Task directions:
Exclude the pictures and retype the entries as written.

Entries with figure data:
══════
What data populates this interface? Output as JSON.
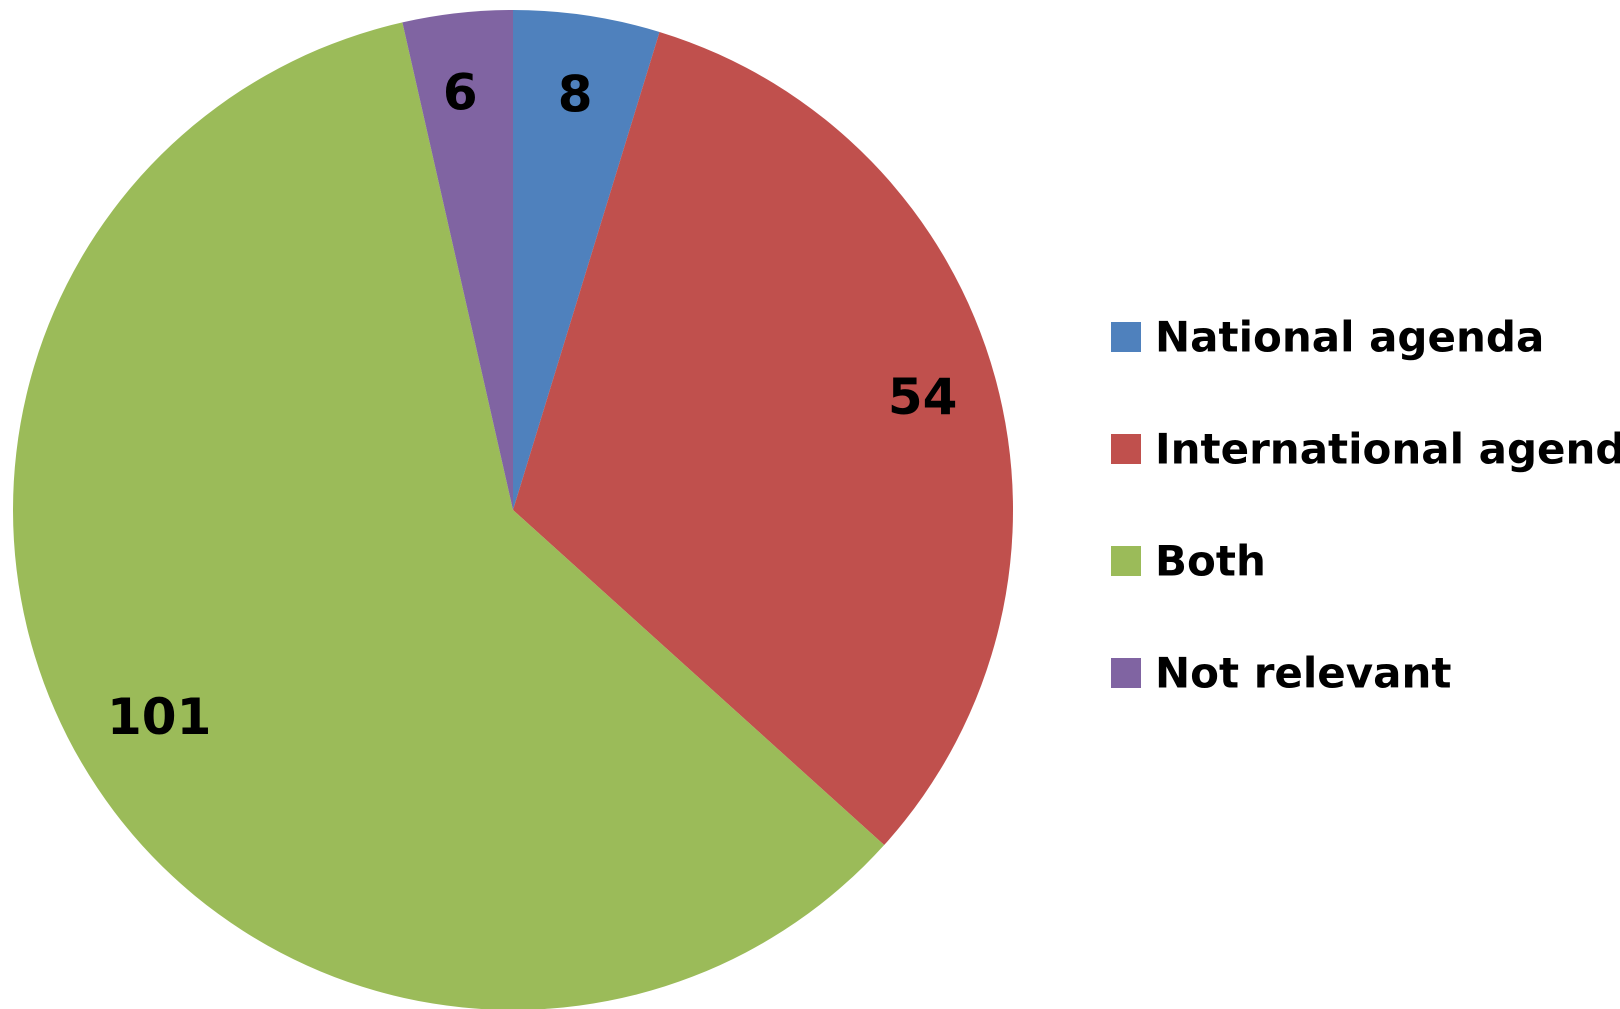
{
  "chart_data": {
    "type": "pie",
    "categories": [
      "National agenda",
      "International agenda",
      "Both",
      "Not relevant"
    ],
    "values": [
      8,
      54,
      101,
      6
    ],
    "data_labels": [
      "8",
      "54",
      "101",
      "6"
    ],
    "colors": [
      "#4f81bd",
      "#c0504d",
      "#9bbb59",
      "#8064a2"
    ],
    "start_angle_deg": 0,
    "direction": "clockwise",
    "legend_position": "right",
    "title": ""
  }
}
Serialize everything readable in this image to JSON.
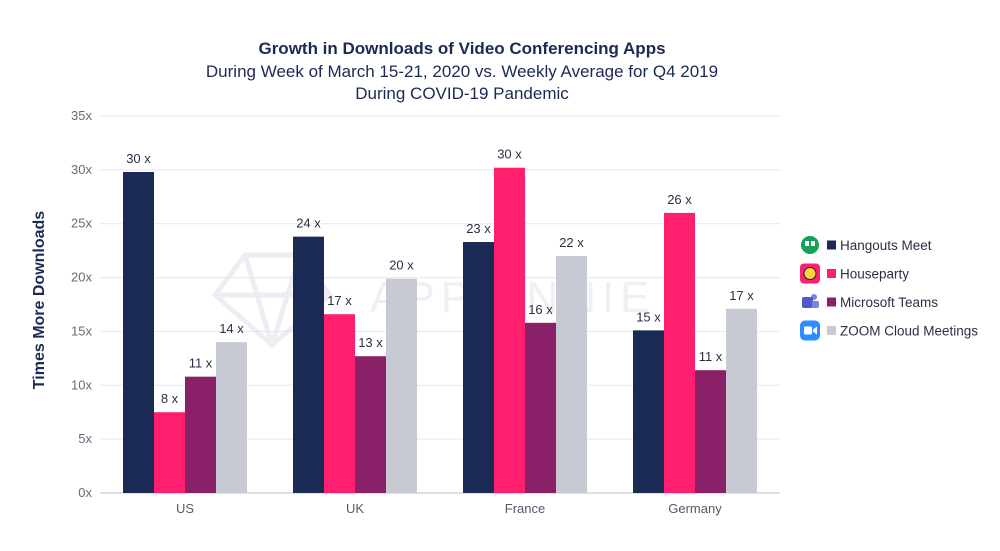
══════
Exercise response:
What data populates this interface? Output as JSON.
{
  "chart_data": {
    "type": "pie",
    "categories": [
      "National agenda",
      "International agenda",
      "Both",
      "Not relevant"
    ],
    "values": [
      8,
      54,
      101,
      6
    ],
    "data_labels": [
      "8",
      "54",
      "101",
      "6"
    ],
    "colors": [
      "#4f81bd",
      "#c0504d",
      "#9bbb59",
      "#8064a2"
    ],
    "start_angle_deg": 0,
    "direction": "clockwise",
    "legend_position": "right",
    "title": ""
  }
}
Serialize everything readable in this image to JSON.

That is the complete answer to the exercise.